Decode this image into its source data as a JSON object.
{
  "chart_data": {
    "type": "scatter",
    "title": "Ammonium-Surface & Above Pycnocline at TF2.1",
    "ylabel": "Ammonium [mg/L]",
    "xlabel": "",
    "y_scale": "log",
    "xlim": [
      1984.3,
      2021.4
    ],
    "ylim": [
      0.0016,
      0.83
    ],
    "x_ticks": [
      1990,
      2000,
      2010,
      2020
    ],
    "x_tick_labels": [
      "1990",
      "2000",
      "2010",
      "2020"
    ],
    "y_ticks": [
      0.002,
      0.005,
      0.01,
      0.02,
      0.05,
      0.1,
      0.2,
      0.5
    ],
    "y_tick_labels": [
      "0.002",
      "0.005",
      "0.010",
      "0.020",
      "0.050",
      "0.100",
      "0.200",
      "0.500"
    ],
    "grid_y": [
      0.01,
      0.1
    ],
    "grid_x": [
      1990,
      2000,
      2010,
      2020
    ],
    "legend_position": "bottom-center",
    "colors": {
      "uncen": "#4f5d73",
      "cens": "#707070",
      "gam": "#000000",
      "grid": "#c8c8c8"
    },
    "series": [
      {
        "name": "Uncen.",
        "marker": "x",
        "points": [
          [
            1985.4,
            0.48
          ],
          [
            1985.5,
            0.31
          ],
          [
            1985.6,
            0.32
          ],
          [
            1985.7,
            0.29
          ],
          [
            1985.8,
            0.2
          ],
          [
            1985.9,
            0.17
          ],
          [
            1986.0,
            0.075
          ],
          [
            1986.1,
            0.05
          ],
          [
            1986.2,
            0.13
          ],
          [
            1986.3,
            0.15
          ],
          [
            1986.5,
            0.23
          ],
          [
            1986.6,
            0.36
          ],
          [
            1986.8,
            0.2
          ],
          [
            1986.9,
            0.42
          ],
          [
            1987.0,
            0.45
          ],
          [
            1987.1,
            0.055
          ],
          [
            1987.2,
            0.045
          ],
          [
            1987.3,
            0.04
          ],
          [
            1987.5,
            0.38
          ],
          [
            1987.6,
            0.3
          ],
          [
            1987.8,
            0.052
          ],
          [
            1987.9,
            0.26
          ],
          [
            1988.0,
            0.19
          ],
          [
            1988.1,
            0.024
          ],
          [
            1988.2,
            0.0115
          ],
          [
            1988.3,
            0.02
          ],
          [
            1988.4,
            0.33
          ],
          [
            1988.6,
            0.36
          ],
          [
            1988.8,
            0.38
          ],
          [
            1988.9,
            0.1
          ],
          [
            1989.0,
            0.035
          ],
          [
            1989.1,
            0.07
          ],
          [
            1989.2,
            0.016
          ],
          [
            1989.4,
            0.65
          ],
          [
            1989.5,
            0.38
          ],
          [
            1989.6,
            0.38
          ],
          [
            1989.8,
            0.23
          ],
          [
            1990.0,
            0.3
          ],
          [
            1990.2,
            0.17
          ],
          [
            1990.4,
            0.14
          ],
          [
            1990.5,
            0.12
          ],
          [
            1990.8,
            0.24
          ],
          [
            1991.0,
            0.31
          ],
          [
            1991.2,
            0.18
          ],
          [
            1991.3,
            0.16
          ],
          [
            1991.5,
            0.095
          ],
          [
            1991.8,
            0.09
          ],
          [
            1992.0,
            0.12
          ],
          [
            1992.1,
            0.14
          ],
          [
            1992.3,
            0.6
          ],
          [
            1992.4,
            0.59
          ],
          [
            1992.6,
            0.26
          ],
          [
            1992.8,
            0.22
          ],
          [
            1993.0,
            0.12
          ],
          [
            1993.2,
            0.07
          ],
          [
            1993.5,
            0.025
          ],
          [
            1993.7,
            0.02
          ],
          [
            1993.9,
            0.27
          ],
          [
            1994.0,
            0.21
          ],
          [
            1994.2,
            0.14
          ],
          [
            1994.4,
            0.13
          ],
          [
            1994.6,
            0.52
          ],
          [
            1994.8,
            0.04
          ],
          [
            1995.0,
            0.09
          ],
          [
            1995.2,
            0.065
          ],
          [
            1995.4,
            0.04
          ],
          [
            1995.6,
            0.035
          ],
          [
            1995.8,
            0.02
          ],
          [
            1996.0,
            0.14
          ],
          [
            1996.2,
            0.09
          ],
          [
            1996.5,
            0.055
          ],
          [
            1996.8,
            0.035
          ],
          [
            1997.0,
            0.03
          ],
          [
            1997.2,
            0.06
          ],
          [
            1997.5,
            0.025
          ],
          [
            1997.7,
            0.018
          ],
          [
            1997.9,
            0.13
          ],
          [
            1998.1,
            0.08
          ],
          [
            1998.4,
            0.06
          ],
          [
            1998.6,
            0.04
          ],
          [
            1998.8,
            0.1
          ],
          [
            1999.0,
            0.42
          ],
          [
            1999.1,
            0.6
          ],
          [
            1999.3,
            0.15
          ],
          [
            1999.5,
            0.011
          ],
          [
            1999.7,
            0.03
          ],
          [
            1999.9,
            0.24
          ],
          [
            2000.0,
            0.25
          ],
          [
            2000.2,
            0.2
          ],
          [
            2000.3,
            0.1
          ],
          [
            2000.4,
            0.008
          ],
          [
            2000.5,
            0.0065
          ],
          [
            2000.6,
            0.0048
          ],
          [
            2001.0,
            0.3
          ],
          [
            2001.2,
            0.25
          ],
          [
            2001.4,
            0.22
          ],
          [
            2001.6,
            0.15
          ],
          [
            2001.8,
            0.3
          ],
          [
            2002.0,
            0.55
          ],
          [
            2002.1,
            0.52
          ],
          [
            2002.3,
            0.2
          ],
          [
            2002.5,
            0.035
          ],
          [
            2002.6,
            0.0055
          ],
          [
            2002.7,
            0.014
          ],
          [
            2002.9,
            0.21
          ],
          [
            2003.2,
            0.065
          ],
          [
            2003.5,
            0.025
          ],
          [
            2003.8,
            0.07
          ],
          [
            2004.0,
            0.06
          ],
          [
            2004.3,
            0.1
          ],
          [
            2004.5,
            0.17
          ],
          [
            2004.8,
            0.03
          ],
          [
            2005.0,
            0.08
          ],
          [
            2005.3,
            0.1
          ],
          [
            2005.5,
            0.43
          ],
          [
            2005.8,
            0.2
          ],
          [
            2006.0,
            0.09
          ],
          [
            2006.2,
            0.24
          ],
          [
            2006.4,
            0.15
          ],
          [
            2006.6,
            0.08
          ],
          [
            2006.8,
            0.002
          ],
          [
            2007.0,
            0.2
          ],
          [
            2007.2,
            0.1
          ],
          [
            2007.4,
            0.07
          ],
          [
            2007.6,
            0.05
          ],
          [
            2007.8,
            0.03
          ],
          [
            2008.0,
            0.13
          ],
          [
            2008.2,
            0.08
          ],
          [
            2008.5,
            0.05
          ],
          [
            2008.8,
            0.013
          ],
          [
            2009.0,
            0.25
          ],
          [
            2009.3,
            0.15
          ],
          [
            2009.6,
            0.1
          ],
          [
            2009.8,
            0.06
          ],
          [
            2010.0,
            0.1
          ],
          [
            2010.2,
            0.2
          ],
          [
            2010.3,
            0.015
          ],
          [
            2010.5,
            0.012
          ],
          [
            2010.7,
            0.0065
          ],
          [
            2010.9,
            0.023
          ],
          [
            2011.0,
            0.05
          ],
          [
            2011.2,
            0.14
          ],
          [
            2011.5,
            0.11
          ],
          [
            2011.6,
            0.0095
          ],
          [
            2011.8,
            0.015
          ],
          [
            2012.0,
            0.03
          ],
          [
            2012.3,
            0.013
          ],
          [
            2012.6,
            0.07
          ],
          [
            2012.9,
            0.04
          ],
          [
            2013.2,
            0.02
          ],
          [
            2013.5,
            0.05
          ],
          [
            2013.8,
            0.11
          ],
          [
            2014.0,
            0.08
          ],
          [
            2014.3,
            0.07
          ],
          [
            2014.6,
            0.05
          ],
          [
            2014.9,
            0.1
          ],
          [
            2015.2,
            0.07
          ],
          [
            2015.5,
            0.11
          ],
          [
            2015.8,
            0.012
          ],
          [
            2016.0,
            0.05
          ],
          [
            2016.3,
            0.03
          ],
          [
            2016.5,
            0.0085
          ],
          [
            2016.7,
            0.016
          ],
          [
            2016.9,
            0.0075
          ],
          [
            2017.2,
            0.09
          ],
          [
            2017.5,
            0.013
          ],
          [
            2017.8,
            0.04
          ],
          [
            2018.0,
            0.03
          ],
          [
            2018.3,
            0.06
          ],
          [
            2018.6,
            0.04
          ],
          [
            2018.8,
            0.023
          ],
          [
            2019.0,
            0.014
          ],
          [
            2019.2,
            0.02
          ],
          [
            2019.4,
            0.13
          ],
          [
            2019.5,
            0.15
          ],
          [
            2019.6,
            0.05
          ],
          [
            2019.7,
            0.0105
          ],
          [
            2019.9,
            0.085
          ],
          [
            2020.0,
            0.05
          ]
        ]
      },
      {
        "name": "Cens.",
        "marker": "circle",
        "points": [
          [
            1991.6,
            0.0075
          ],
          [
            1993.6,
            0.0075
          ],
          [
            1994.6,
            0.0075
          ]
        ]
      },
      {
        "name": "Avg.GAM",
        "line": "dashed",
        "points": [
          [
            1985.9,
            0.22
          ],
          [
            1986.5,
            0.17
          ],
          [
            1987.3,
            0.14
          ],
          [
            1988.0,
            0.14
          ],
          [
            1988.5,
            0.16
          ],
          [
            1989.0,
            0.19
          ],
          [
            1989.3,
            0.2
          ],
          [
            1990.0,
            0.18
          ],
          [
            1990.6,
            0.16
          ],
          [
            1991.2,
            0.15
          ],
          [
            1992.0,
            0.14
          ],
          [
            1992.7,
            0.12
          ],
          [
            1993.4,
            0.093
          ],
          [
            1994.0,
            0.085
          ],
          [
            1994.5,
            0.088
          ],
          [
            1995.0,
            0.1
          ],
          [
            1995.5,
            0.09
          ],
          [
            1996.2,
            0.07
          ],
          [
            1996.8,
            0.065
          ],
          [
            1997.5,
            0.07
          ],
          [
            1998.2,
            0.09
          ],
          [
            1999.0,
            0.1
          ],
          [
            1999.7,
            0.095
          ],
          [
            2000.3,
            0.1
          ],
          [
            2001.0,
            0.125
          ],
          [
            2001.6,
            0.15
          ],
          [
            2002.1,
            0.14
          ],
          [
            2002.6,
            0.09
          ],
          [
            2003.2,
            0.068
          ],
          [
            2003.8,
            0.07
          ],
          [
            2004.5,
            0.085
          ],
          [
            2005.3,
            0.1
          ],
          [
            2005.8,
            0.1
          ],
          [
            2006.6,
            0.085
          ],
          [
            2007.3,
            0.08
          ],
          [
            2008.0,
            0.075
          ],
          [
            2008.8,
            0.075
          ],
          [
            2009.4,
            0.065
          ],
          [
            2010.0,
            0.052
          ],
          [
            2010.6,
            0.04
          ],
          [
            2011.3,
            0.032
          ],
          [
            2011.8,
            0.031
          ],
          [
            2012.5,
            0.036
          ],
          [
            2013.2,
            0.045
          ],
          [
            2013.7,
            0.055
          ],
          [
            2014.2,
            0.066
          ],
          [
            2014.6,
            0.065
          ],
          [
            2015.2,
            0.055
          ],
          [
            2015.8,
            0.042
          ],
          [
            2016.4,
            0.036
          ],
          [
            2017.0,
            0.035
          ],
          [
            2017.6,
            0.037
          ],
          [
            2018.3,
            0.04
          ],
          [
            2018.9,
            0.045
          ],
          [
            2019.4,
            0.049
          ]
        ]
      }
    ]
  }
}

The problem: Check each line of the entries for the string "Ammonium". Copy the lines that have it.

Response to the task:
    "title": "Ammonium-Surface & Above Pycnocline at TF2.1",
    "ylabel": "Ammonium [mg/L]",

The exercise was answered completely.